Exercise
Each line containing the word "text" must be reported.

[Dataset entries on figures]
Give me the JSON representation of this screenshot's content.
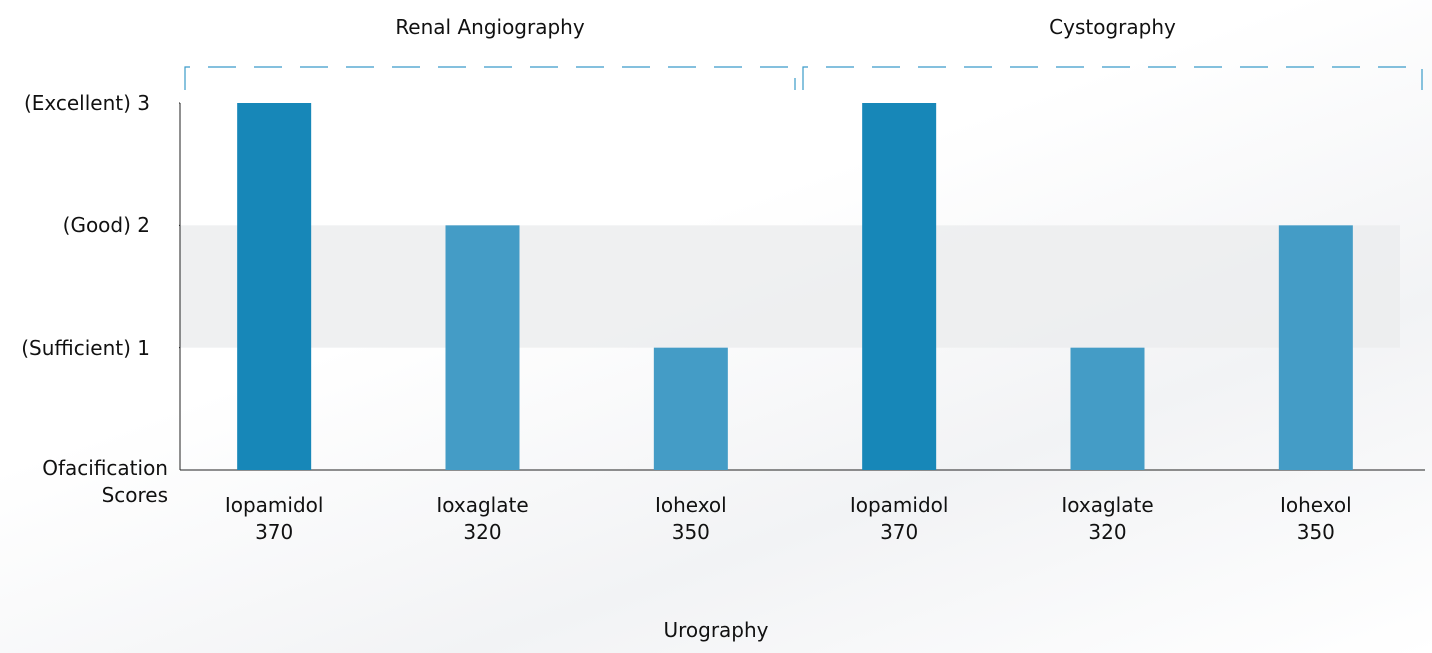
{
  "chart_data": {
    "type": "bar",
    "groups": [
      "Renal Angiography",
      "Cystography"
    ],
    "categories": [
      "Iopamidol\n370",
      "Ioxaglate\n320",
      "Iohexol\n350",
      "Iopamidol\n370",
      "Ioxaglate\n320",
      "Iohexol\n350"
    ],
    "values": [
      3,
      2,
      1,
      3,
      1,
      2
    ],
    "colors": [
      "#1787b8",
      "#449cc6",
      "#449cc6",
      "#1787b8",
      "#449cc6",
      "#449cc6"
    ],
    "ylim": [
      0,
      3
    ],
    "yticks": [
      {
        "value": 1,
        "label": "(Sufficient) 1"
      },
      {
        "value": 2,
        "label": "(Good) 2"
      },
      {
        "value": 3,
        "label": "(Excellent) 3"
      }
    ],
    "highlight_band": [
      1,
      2
    ],
    "y_label": "Ofacification\nScores",
    "x_label": "Urography"
  }
}
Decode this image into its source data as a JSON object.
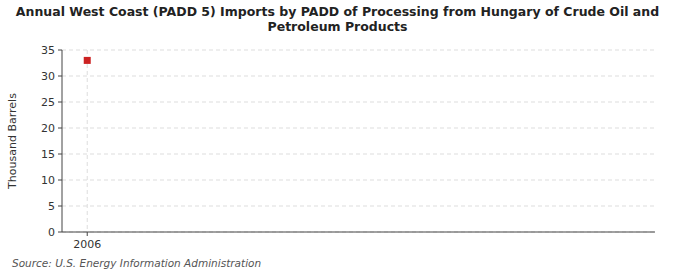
{
  "chart_data": {
    "type": "scatter",
    "title": "Annual West Coast (PADD 5) Imports by PADD of Processing from Hungary of Crude Oil and\nPetroleum Products",
    "ylabel": "Thousand Barrels",
    "source": "Source: U.S. Energy Information Administration",
    "x": [
      2006
    ],
    "values": [
      33
    ],
    "color": "#cc2222",
    "marker": "square",
    "xlim": [
      2005.6,
      2015.0
    ],
    "xticks": [
      2006
    ],
    "ylim": [
      0,
      35
    ],
    "yticks": [
      0,
      5,
      10,
      15,
      20,
      25,
      30,
      35
    ],
    "grid": true
  }
}
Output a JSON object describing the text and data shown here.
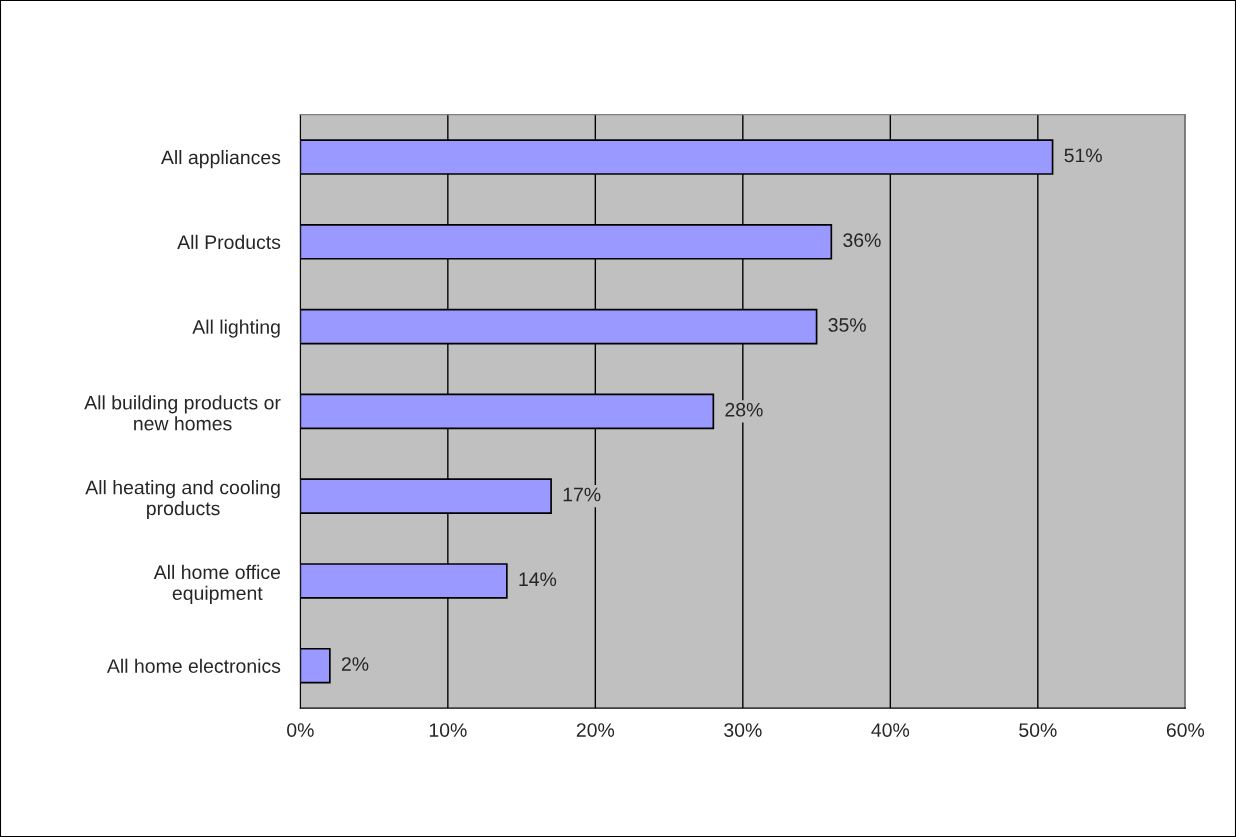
{
  "chart_data": {
    "type": "bar",
    "orientation": "horizontal",
    "categories": [
      "All appliances",
      "All Products",
      "All lighting",
      "All building products or\nnew homes",
      "All heating and cooling\nproducts",
      "All home office\nequipment",
      "All home electronics"
    ],
    "values": [
      51,
      36,
      35,
      28,
      17,
      14,
      2
    ],
    "value_labels": [
      "51%",
      "36%",
      "35%",
      "28%",
      "17%",
      "14%",
      "2%"
    ],
    "color": "#9999ff",
    "xlim": [
      0,
      60
    ],
    "xticks": [
      {
        "value": 0,
        "label": "0%"
      },
      {
        "value": 10,
        "label": "10%"
      },
      {
        "value": 20,
        "label": "20%"
      },
      {
        "value": 30,
        "label": "30%"
      },
      {
        "value": 40,
        "label": "40%"
      },
      {
        "value": 50,
        "label": "50%"
      },
      {
        "value": 60,
        "label": "60%"
      }
    ],
    "grid": "x"
  }
}
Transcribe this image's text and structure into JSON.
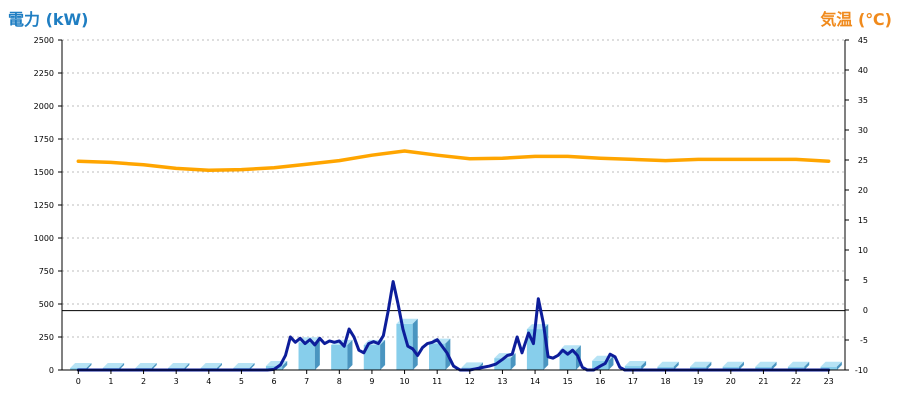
{
  "left_axis_title": "電力 (kW)",
  "right_axis_title": "気温 (℃)",
  "colors": {
    "left_title": "#1f7ec2",
    "right_title": "#f08a1c",
    "bar_face": "#87ceeb",
    "bar_top": "#b6e3f5",
    "bar_side": "#4a95c0",
    "power_line": "#0d1d9a",
    "temp_line": "#ffa500",
    "grid": "#bdbdbd",
    "axis": "#000000"
  },
  "chart_data": {
    "type": "bar+line",
    "categories": [
      "0",
      "1",
      "2",
      "3",
      "4",
      "5",
      "6",
      "7",
      "8",
      "9",
      "10",
      "11",
      "12",
      "13",
      "14",
      "15",
      "16",
      "17",
      "18",
      "19",
      "20",
      "21",
      "22",
      "23"
    ],
    "y_left_ticks": [
      "0",
      "250",
      "500",
      "750",
      "1000",
      "1250",
      "1500",
      "1750",
      "2000",
      "2250",
      "2500"
    ],
    "y_right_ticks": [
      "-10",
      "-5",
      "0",
      "5",
      "10",
      "15",
      "20",
      "25",
      "30",
      "35",
      "40",
      "45"
    ],
    "ylim_left": [
      0,
      2500
    ],
    "ylim_right": [
      -10,
      45
    ],
    "reference_line": 450,
    "bar_series": {
      "values": [
        15,
        15,
        15,
        15,
        15,
        15,
        30,
        210,
        190,
        190,
        350,
        200,
        20,
        90,
        310,
        150,
        70,
        30,
        25,
        25,
        25,
        25,
        25,
        25
      ]
    },
    "power_line": {
      "points": [
        [
          0,
          0
        ],
        [
          1,
          0
        ],
        [
          2,
          0
        ],
        [
          3,
          0
        ],
        [
          4,
          0
        ],
        [
          5,
          0
        ],
        [
          5.5,
          0
        ],
        [
          5.8,
          0
        ],
        [
          6.0,
          5
        ],
        [
          6.2,
          40
        ],
        [
          6.35,
          110
        ],
        [
          6.5,
          250
        ],
        [
          6.65,
          210
        ],
        [
          6.8,
          240
        ],
        [
          6.95,
          200
        ],
        [
          7.1,
          230
        ],
        [
          7.25,
          190
        ],
        [
          7.4,
          240
        ],
        [
          7.55,
          200
        ],
        [
          7.7,
          220
        ],
        [
          7.85,
          210
        ],
        [
          8.0,
          220
        ],
        [
          8.15,
          180
        ],
        [
          8.3,
          310
        ],
        [
          8.45,
          250
        ],
        [
          8.6,
          150
        ],
        [
          8.75,
          130
        ],
        [
          8.9,
          200
        ],
        [
          9.05,
          215
        ],
        [
          9.2,
          200
        ],
        [
          9.35,
          260
        ],
        [
          9.5,
          450
        ],
        [
          9.65,
          670
        ],
        [
          9.8,
          500
        ],
        [
          9.95,
          310
        ],
        [
          10.1,
          180
        ],
        [
          10.25,
          160
        ],
        [
          10.4,
          110
        ],
        [
          10.55,
          170
        ],
        [
          10.7,
          200
        ],
        [
          10.85,
          210
        ],
        [
          11.0,
          230
        ],
        [
          11.15,
          180
        ],
        [
          11.3,
          130
        ],
        [
          11.5,
          30
        ],
        [
          11.7,
          0
        ],
        [
          12.0,
          0
        ],
        [
          12.2,
          10
        ],
        [
          12.4,
          20
        ],
        [
          12.6,
          30
        ],
        [
          12.8,
          45
        ],
        [
          13.0,
          80
        ],
        [
          13.15,
          110
        ],
        [
          13.3,
          120
        ],
        [
          13.45,
          250
        ],
        [
          13.6,
          130
        ],
        [
          13.8,
          280
        ],
        [
          13.95,
          200
        ],
        [
          14.1,
          540
        ],
        [
          14.25,
          360
        ],
        [
          14.4,
          100
        ],
        [
          14.55,
          90
        ],
        [
          14.7,
          110
        ],
        [
          14.85,
          150
        ],
        [
          15.0,
          120
        ],
        [
          15.15,
          150
        ],
        [
          15.3,
          110
        ],
        [
          15.45,
          20
        ],
        [
          15.6,
          0
        ],
        [
          15.8,
          0
        ],
        [
          16.0,
          30
        ],
        [
          16.15,
          50
        ],
        [
          16.3,
          120
        ],
        [
          16.45,
          100
        ],
        [
          16.6,
          20
        ],
        [
          16.75,
          0
        ],
        [
          17.0,
          0
        ],
        [
          18.0,
          0
        ],
        [
          19.0,
          0
        ],
        [
          20.0,
          0
        ],
        [
          21.0,
          0
        ],
        [
          22.0,
          0
        ],
        [
          23.0,
          0
        ]
      ]
    },
    "temperature_line": {
      "points": [
        [
          0,
          24.8
        ],
        [
          1,
          24.6
        ],
        [
          2,
          24.2
        ],
        [
          3,
          23.6
        ],
        [
          4,
          23.3
        ],
        [
          5,
          23.4
        ],
        [
          6,
          23.7
        ],
        [
          7,
          24.3
        ],
        [
          8,
          24.9
        ],
        [
          9,
          25.8
        ],
        [
          10,
          26.5
        ],
        [
          11,
          25.8
        ],
        [
          12,
          25.2
        ],
        [
          13,
          25.3
        ],
        [
          14,
          25.6
        ],
        [
          15,
          25.6
        ],
        [
          16,
          25.3
        ],
        [
          17,
          25.1
        ],
        [
          18,
          24.9
        ],
        [
          19,
          25.1
        ],
        [
          20,
          25.1
        ],
        [
          21,
          25.1
        ],
        [
          22,
          25.1
        ],
        [
          23,
          24.8
        ]
      ]
    }
  }
}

In response
Output a JSON object describing the text and data shown here.
Transcribe this image's text and structure into JSON.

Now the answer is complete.